RECORDS PROVIDED ->
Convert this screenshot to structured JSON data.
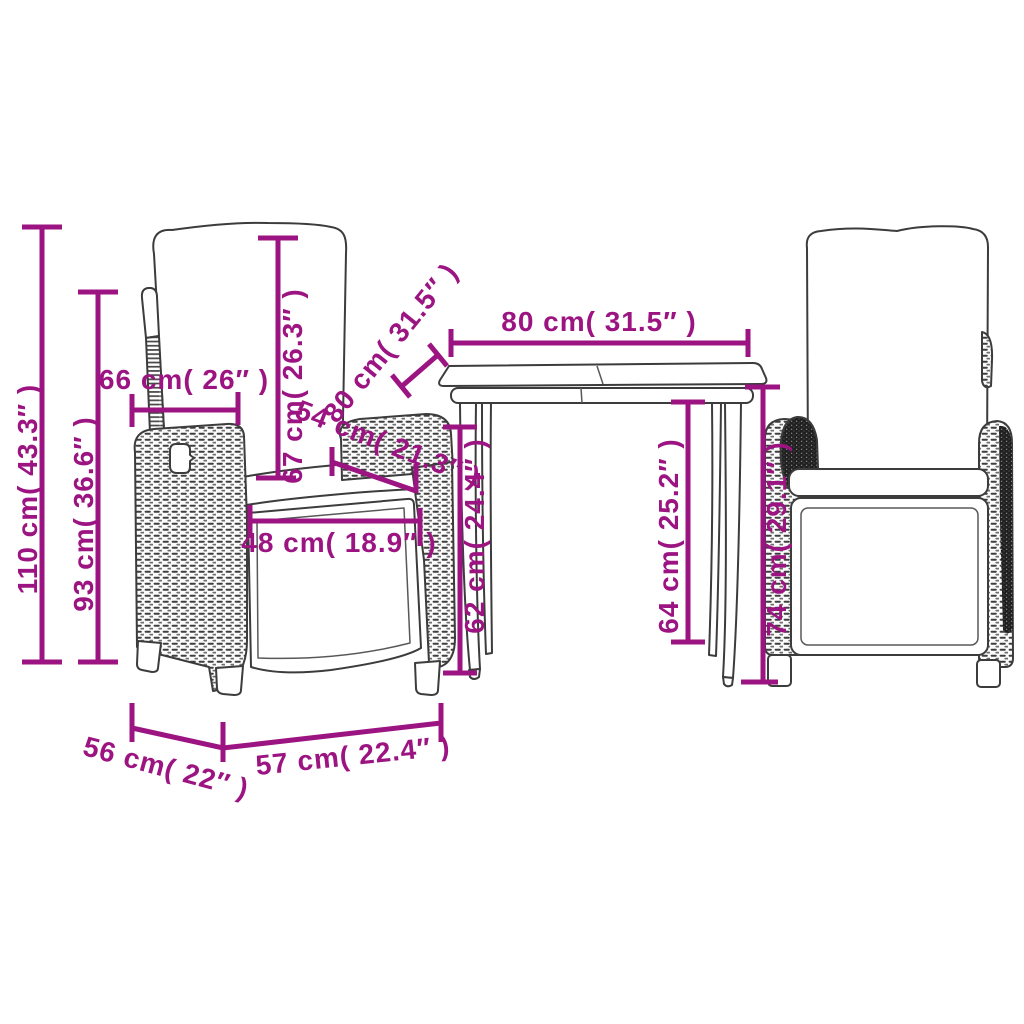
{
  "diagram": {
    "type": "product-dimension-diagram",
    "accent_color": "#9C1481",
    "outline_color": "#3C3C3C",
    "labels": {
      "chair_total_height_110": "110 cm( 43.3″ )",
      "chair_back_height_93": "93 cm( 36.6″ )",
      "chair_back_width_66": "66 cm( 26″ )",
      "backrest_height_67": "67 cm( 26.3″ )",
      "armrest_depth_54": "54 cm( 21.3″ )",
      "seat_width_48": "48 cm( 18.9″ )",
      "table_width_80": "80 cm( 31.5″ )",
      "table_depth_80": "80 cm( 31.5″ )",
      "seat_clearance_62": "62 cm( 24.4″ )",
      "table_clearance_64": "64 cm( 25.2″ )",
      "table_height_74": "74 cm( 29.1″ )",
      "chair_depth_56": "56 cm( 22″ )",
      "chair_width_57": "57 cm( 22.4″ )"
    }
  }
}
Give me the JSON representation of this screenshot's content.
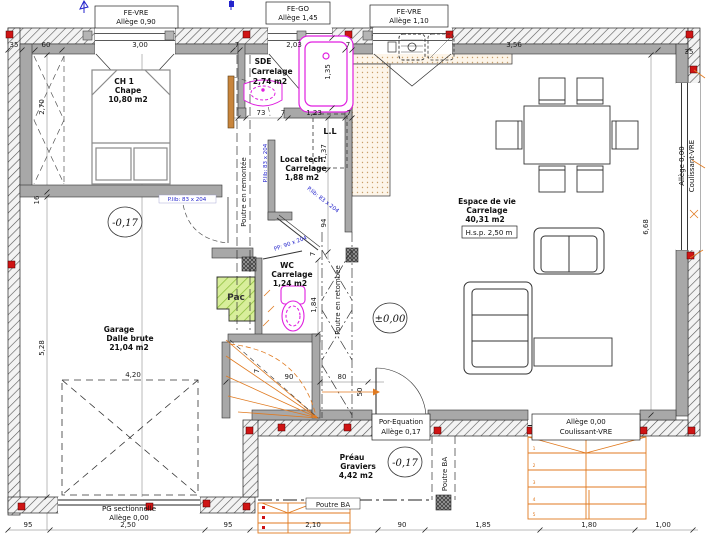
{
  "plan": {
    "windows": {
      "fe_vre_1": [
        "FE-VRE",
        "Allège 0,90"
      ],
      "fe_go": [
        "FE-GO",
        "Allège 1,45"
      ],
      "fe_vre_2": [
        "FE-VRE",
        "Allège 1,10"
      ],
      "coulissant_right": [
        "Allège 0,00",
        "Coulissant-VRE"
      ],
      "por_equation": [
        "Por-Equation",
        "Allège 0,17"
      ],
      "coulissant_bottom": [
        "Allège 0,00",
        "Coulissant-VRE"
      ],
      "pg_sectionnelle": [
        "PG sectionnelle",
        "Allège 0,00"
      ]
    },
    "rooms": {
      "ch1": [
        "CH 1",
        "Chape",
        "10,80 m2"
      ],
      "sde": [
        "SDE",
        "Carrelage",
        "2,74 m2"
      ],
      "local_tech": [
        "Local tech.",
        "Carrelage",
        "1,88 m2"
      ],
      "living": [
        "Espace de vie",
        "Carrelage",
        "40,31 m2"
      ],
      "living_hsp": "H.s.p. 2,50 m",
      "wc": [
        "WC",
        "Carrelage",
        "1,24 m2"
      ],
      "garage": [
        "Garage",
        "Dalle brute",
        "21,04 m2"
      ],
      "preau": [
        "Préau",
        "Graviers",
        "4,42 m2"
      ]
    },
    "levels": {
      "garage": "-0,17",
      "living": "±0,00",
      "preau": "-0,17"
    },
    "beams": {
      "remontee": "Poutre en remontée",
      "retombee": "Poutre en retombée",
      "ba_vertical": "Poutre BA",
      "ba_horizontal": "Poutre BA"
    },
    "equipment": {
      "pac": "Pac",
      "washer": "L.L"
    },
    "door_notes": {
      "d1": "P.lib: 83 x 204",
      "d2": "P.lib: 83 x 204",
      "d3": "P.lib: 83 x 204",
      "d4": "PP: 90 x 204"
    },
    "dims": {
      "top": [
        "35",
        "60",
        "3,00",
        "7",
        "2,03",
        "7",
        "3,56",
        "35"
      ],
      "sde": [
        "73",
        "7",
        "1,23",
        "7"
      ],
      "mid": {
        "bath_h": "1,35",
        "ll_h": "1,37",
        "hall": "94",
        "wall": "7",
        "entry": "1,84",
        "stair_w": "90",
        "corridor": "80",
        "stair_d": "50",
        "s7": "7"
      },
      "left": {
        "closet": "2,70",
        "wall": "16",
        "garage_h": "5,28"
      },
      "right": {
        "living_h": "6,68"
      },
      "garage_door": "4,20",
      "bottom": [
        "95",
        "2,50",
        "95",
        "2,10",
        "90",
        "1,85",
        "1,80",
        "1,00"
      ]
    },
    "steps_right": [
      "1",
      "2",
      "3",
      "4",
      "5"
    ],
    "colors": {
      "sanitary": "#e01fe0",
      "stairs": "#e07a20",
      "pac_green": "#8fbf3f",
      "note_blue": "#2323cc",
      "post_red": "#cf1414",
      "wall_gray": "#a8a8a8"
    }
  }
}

WHAT IS EXPECTED ->
Quote the records in their entirety, keeping the wording exact and excluding pictures.

RESPONSE TO THE TASK ->
Convert this screenshot to structured JSON data.
{
  "diagram": {
    "type": "product-dimension-diagram",
    "accent_color": "#9C1481",
    "outline_color": "#3C3C3C",
    "labels": {
      "chair_total_height_110": "110 cm( 43.3″ )",
      "chair_back_height_93": "93 cm( 36.6″ )",
      "chair_back_width_66": "66 cm( 26″ )",
      "backrest_height_67": "67 cm( 26.3″ )",
      "armrest_depth_54": "54 cm( 21.3″ )",
      "seat_width_48": "48 cm( 18.9″ )",
      "table_width_80": "80 cm( 31.5″ )",
      "table_depth_80": "80 cm( 31.5″ )",
      "seat_clearance_62": "62 cm( 24.4″ )",
      "table_clearance_64": "64 cm( 25.2″ )",
      "table_height_74": "74 cm( 29.1″ )",
      "chair_depth_56": "56 cm( 22″ )",
      "chair_width_57": "57 cm( 22.4″ )"
    }
  }
}
Give me the JSON representation of this screenshot's content.
{
  "plan": {
    "windows": {
      "fe_vre_1": [
        "FE-VRE",
        "Allège 0,90"
      ],
      "fe_go": [
        "FE-GO",
        "Allège 1,45"
      ],
      "fe_vre_2": [
        "FE-VRE",
        "Allège 1,10"
      ],
      "coulissant_right": [
        "Allège 0,00",
        "Coulissant-VRE"
      ],
      "por_equation": [
        "Por-Equation",
        "Allège 0,17"
      ],
      "coulissant_bottom": [
        "Allège 0,00",
        "Coulissant-VRE"
      ],
      "pg_sectionnelle": [
        "PG sectionnelle",
        "Allège 0,00"
      ]
    },
    "rooms": {
      "ch1": [
        "CH 1",
        "Chape",
        "10,80 m2"
      ],
      "sde": [
        "SDE",
        "Carrelage",
        "2,74 m2"
      ],
      "local_tech": [
        "Local tech.",
        "Carrelage",
        "1,88 m2"
      ],
      "living": [
        "Espace de vie",
        "Carrelage",
        "40,31 m2"
      ],
      "living_hsp": "H.s.p. 2,50 m",
      "wc": [
        "WC",
        "Carrelage",
        "1,24 m2"
      ],
      "garage": [
        "Garage",
        "Dalle brute",
        "21,04 m2"
      ],
      "preau": [
        "Préau",
        "Graviers",
        "4,42 m2"
      ]
    },
    "levels": {
      "garage": "-0,17",
      "living": "±0,00",
      "preau": "-0,17"
    },
    "beams": {
      "remontee": "Poutre en remontée",
      "retombee": "Poutre en retombée",
      "ba_vertical": "Poutre BA",
      "ba_horizontal": "Poutre BA"
    },
    "equipment": {
      "pac": "Pac",
      "washer": "L.L"
    },
    "door_notes": {
      "d1": "P.lib: 83 x 204",
      "d2": "P.lib: 83 x 204",
      "d3": "P.lib: 83 x 204",
      "d4": "PP: 90 x 204"
    },
    "dims": {
      "top": [
        "35",
        "60",
        "3,00",
        "7",
        "2,03",
        "7",
        "3,56",
        "35"
      ],
      "sde": [
        "73",
        "7",
        "1,23",
        "7"
      ],
      "mid": {
        "bath_h": "1,35",
        "ll_h": "1,37",
        "hall": "94",
        "wall": "7",
        "entry": "1,84",
        "stair_w": "90",
        "corridor": "80",
        "stair_d": "50",
        "s7": "7"
      },
      "left": {
        "closet": "2,70",
        "wall": "16",
        "garage_h": "5,28"
      },
      "right": {
        "living_h": "6,68"
      },
      "garage_door": "4,20",
      "bottom": [
        "95",
        "2,50",
        "95",
        "2,10",
        "90",
        "1,85",
        "1,80",
        "1,00"
      ]
    },
    "steps_right": [
      "1",
      "2",
      "3",
      "4",
      "5"
    ],
    "colors": {
      "sanitary": "#e01fe0",
      "stairs": "#e07a20",
      "pac_green": "#8fbf3f",
      "note_blue": "#2323cc",
      "post_red": "#cf1414",
      "wall_gray": "#a8a8a8"
    }
  }
}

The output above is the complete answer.